What is required: Quote every line as written. Omit pictures.

Records from a data collection:
━━━━━━━━━━━━━━━━

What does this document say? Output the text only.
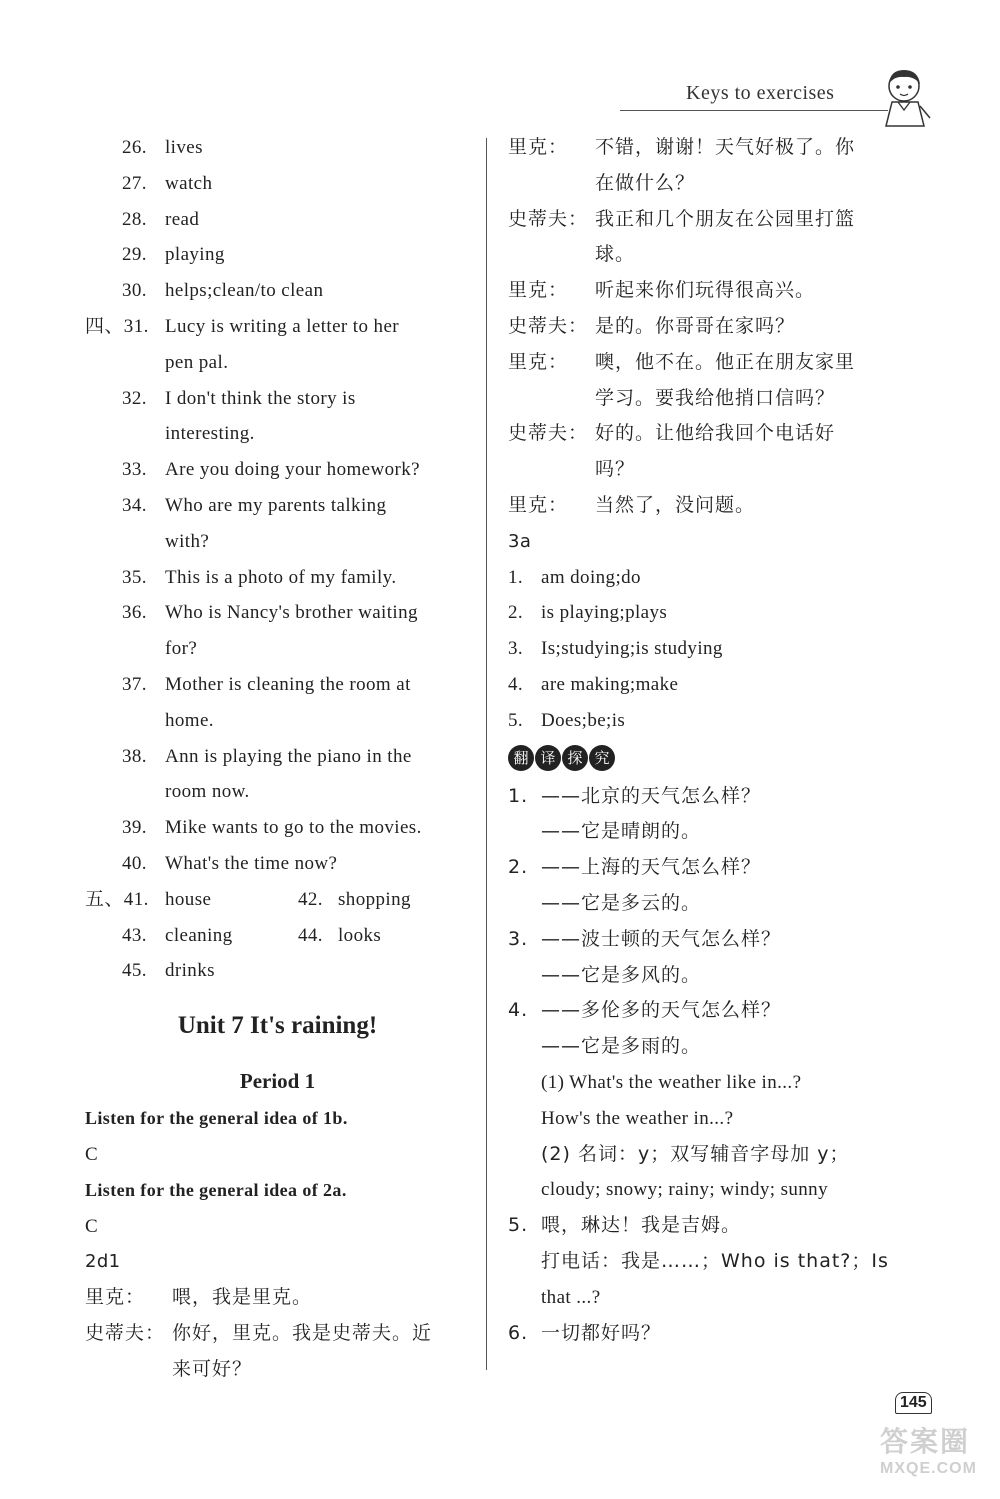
Keys to exercises
26. lives
27. watch
28. read
29. playing
30. helps;clean/to clean
四、31. Lucy is writing a letter to her
pen pal.
32. I don't think the story is
interesting.
33. Are you doing your homework?
34. Who are my parents talking
with?
35. This is a photo of my family.
36. Who is Nancy's brother waiting
for?
37. Mother is cleaning the room at
home.
38. Ann is playing the piano in the
room now.
39. Mike wants to go to the movies.
40. What's the time now?
五、41. house	42. shopping
43. cleaning	44. looks
45. drinks
Unit 7 It's raining!
Period 1
Listen for the general idea of 1b.
C
Listen for the general idea of 2a.
C
2d1
里克： 喂，我是里克。
史蒂夫： 你好，里克。我是史蒂夫。近
来可好？
里克： 不错，谢谢！天气好极了。你
在做什么？
史蒂夫： 我正和几个朋友在公园里打篮
球。
里克： 听起来你们玩得很高兴。
史蒂夫： 是的。你哥哥在家吗？
里克： 噢，他不在。他正在朋友家里
学习。要我给他捎口信吗？
史蒂夫： 好的。让他给我回个电话好
吗？
里克： 当然了，没问题。
3a
1. am doing;do
2. is playing;plays
3. Is;studying;is studying
4. are making;make
5. Does;be;is
翻 译 探 究
1. ——北京的天气怎么样？
——它是晴朗的。
2. ——上海的天气怎么样？
——它是多云的。
3. ——波士顿的天气怎么样？
——它是多风的。
4. ——多伦多的天气怎么样？
——它是多雨的。
(1) What's the weather like in...?
How's the weather in...?
(2) 名词：y；双写辅音字母加 y；
cloudy; snowy; rainy; windy; sunny
5. 喂，琳达！我是吉姆。
打电话：我是……；Who is that?；Is
that ...?
6. 一切都好吗？
145
答案圈
MXQE.COM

━━━━━━━━━━━━━━━━

Answer in full:
What does this document say? Output the text only.
Keys to exercises
26. lives
27. watch
28. read
29. playing
30. helps;clean/to clean
四、31. Lucy is writing a letter to her
pen pal.
32. I don't think the story is
interesting.
33. Are you doing your homework?
34. Who are my parents talking
with?
35. This is a photo of my family.
36. Who is Nancy's brother waiting
for?
37. Mother is cleaning the room at
home.
38. Ann is playing the piano in the
room now.
39. Mike wants to go to the movies.
40. What's the time now?
五、41. house	42. shopping
43. cleaning	44. looks
45. drinks
Unit 7 It's raining!
Period 1
Listen for the general idea of 1b.
C
Listen for the general idea of 2a.
C
2d1
里克： 喂，我是里克。
史蒂夫： 你好，里克。我是史蒂夫。近
来可好？
里克： 不错，谢谢！天气好极了。你
在做什么？
史蒂夫： 我正和几个朋友在公园里打篮
球。
里克： 听起来你们玩得很高兴。
史蒂夫： 是的。你哥哥在家吗？
里克： 噢，他不在。他正在朋友家里
学习。要我给他捎口信吗？
史蒂夫： 好的。让他给我回个电话好
吗？
里克： 当然了，没问题。
3a
1. am doing;do
2. is playing;plays
3. Is;studying;is studying
4. are making;make
5. Does;be;is
翻 译 探 究
1. ——北京的天气怎么样？
——它是晴朗的。
2. ——上海的天气怎么样？
——它是多云的。
3. ——波士顿的天气怎么样？
——它是多风的。
4. ——多伦多的天气怎么样？
——它是多雨的。
(1) What's the weather like in...?
How's the weather in...?
(2) 名词：y；双写辅音字母加 y；
cloudy; snowy; rainy; windy; sunny
5. 喂，琳达！我是吉姆。
打电话：我是……；Who is that?；Is
that ...?
6. 一切都好吗？
145
答案圈
MXQE.COM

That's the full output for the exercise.